> _Requirement_
Scan the material below for the string "dial", and copy every line where it shows up.

> _Extracted data_
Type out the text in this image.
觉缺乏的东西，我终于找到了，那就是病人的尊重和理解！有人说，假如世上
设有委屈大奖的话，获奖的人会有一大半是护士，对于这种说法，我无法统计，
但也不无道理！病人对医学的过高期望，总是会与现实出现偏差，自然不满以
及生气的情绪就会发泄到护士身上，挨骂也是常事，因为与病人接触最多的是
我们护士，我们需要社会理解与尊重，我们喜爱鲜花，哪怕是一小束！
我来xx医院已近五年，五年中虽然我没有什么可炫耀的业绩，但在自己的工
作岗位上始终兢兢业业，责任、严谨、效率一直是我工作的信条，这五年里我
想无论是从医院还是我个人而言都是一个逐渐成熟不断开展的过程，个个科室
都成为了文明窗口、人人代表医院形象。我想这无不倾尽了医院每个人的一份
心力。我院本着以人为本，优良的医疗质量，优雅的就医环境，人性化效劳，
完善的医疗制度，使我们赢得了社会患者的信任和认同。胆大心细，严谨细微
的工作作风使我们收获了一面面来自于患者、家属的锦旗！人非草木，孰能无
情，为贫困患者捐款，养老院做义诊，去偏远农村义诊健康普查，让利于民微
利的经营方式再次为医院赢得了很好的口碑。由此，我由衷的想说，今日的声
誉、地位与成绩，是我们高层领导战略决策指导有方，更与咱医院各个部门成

==

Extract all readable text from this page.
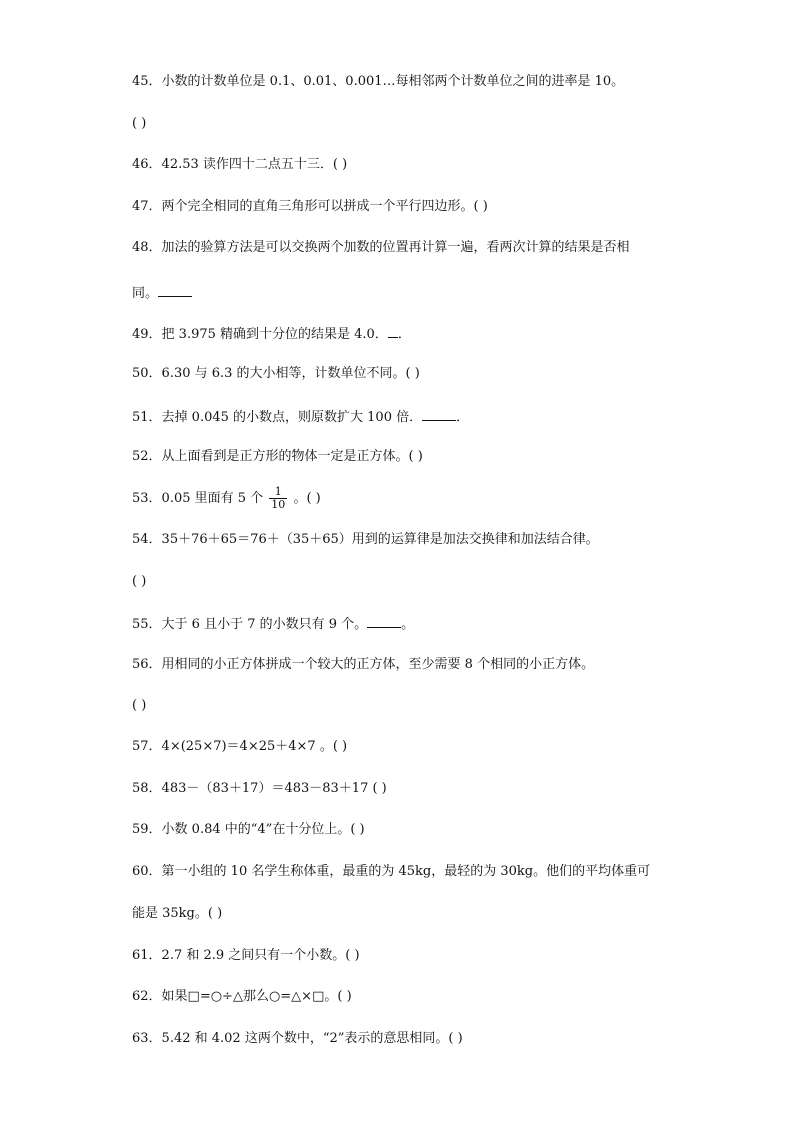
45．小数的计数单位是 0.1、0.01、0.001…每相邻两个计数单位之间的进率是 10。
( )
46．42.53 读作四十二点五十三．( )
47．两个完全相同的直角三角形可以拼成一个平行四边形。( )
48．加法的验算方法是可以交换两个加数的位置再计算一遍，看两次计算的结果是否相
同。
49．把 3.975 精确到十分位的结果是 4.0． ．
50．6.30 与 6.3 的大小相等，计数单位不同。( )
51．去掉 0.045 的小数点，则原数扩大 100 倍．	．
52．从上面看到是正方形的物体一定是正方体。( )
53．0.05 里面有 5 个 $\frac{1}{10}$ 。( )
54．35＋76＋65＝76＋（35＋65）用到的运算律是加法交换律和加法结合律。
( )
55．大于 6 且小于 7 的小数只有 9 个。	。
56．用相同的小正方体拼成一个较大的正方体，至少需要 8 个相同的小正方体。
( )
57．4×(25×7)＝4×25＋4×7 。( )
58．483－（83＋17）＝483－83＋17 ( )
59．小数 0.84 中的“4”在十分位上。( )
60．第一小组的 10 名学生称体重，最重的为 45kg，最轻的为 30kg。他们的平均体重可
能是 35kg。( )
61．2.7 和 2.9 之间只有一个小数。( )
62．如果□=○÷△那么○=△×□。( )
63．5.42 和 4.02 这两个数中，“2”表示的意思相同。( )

---

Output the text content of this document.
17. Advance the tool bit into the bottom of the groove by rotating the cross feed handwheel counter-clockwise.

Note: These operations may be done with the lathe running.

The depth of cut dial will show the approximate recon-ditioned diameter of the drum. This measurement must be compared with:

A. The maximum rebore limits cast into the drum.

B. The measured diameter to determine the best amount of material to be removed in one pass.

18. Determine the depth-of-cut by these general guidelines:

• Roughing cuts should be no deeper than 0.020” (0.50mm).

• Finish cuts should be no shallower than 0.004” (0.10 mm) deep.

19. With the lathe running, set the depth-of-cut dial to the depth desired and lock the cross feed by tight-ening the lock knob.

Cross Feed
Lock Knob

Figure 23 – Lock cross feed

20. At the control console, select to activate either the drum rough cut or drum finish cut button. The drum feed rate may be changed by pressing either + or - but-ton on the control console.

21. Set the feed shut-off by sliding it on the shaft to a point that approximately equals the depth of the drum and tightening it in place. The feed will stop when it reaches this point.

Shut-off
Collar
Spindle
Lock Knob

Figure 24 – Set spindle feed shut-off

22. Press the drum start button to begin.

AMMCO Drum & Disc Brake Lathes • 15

> _Correct output_
The depth of cut dial will show the approximate recon-ditioned diameter of the drum. This measurement must be compared with:
19. With the lathe running, set the depth-of-cut dial to the depth desired and lock the cross feed by tight-ening the lock knob.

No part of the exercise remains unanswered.